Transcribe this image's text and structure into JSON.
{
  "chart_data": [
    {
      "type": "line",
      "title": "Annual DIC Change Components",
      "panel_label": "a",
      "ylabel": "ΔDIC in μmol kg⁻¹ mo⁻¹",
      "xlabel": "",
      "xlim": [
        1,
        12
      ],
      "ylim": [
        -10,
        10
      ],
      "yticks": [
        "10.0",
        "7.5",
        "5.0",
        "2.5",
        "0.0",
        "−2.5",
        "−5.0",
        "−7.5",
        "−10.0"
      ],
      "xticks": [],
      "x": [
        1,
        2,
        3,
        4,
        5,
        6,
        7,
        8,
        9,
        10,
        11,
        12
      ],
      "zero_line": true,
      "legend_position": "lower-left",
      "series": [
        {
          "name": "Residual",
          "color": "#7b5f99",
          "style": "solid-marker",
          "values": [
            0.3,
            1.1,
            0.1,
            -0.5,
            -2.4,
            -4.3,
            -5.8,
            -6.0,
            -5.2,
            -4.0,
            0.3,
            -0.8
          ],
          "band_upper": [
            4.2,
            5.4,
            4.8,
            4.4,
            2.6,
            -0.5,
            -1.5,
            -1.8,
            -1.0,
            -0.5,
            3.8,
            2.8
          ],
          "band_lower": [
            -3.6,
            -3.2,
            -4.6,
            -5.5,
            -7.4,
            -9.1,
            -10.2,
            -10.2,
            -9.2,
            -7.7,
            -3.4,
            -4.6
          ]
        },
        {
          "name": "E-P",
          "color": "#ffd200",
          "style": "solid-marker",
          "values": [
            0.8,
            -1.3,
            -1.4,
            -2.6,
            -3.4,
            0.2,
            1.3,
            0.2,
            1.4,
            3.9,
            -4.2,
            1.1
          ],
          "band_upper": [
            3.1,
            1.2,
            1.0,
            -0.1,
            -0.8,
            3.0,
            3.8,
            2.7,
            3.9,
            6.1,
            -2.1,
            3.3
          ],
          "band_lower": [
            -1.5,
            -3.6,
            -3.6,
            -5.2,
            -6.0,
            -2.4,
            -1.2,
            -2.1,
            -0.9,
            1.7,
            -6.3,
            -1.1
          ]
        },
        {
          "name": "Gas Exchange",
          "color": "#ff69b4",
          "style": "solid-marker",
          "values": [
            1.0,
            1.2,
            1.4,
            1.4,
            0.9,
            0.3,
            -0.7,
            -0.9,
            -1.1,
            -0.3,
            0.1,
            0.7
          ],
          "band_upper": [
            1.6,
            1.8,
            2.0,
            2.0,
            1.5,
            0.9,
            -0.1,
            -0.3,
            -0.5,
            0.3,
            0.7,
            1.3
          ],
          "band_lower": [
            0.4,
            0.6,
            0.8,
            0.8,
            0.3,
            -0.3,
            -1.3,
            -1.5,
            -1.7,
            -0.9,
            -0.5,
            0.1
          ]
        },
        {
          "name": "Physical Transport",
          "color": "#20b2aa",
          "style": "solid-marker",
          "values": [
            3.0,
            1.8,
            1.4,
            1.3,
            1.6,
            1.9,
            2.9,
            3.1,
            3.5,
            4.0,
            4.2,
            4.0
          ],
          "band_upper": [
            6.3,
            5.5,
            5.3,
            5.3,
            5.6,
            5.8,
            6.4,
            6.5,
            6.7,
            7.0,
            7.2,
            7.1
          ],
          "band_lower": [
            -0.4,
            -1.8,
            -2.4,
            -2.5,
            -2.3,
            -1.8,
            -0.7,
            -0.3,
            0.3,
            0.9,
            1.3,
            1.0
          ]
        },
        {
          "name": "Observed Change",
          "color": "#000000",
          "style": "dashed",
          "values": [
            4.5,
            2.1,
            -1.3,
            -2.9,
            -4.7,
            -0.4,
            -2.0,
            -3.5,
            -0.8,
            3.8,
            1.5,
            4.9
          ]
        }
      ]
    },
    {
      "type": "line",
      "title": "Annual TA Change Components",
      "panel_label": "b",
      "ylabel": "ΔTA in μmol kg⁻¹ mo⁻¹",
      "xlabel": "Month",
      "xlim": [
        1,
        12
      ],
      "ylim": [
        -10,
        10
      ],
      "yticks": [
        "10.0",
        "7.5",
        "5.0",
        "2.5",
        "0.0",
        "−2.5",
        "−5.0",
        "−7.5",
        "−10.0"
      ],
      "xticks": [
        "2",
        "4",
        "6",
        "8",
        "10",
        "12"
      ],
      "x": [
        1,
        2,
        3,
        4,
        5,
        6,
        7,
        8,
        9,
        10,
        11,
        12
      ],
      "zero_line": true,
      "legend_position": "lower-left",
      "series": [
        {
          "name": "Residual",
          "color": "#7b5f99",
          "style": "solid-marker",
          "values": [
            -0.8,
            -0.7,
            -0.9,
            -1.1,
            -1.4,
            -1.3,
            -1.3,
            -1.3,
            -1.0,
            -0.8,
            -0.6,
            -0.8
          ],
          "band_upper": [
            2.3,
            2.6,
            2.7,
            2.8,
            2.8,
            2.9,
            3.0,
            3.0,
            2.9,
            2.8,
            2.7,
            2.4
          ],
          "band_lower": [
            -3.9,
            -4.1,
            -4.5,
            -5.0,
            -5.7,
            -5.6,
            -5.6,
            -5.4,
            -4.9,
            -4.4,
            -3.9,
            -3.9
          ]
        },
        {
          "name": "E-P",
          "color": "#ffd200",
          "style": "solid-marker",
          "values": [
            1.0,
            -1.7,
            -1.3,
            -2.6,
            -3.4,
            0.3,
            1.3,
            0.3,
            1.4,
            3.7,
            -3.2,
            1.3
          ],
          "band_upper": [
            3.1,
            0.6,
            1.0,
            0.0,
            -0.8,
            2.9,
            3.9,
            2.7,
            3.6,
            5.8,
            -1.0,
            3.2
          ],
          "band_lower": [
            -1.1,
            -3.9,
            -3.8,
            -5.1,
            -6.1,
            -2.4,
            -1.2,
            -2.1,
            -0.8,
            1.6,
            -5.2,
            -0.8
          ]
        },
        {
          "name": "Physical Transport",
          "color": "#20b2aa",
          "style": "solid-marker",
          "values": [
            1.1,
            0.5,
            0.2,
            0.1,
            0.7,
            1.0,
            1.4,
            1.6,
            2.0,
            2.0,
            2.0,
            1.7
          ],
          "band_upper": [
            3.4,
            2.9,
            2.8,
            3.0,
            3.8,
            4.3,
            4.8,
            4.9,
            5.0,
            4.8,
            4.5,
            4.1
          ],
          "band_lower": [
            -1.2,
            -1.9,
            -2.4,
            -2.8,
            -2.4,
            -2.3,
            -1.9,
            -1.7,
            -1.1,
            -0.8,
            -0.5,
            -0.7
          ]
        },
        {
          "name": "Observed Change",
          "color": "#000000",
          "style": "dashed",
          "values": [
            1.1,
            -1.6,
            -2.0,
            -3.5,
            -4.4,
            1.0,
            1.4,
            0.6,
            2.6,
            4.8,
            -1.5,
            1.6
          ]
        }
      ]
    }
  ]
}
+ + + + +
> [To be done]
Across the entries above, how many lines contain "Components"? Provide only the count.

> [Exercise answer]
2